**Job**
In the listing below, locate the lines that hold "ABCDEFGHIJKLMNOPQRSTUVWXYZ" and copy them.

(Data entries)
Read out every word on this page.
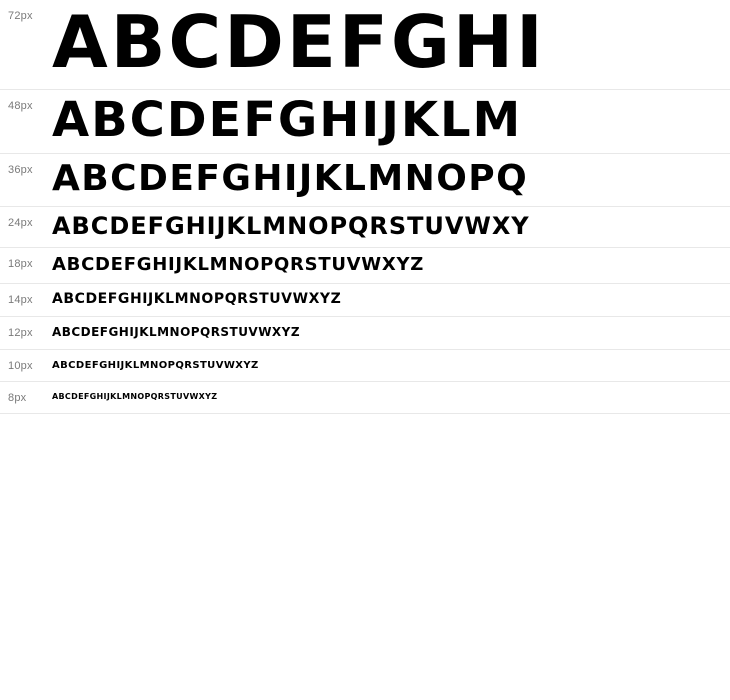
72px ABCDEFGHI
48px ABCDEFGHIJKLM
36px ABCDEFGHIJKLMNOPQ
24px ABCDEFGHIJKLMNOPQRSTUVWXY
18px	ABCDEFGHIJKLMNOPQRSTUVWXYZ
14px	ABCDEFGHIJKLMNOPQRSTUVWXYZ
12px	ABCDEFGHIJKLMNOPQRSTUVWXYZ
10px	ABCDEFGHIJKLMNOPQRSTUVWXYZ
8px	ABCDEFGHIJKLMNOPQRSTUVWXYZ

**Output**
18px	ABCDEFGHIJKLMNOPQRSTUVWXYZ
14px	ABCDEFGHIJKLMNOPQRSTUVWXYZ
12px	ABCDEFGHIJKLMNOPQRSTUVWXYZ
10px	ABCDEFGHIJKLMNOPQRSTUVWXYZ
8px	ABCDEFGHIJKLMNOPQRSTUVWXYZ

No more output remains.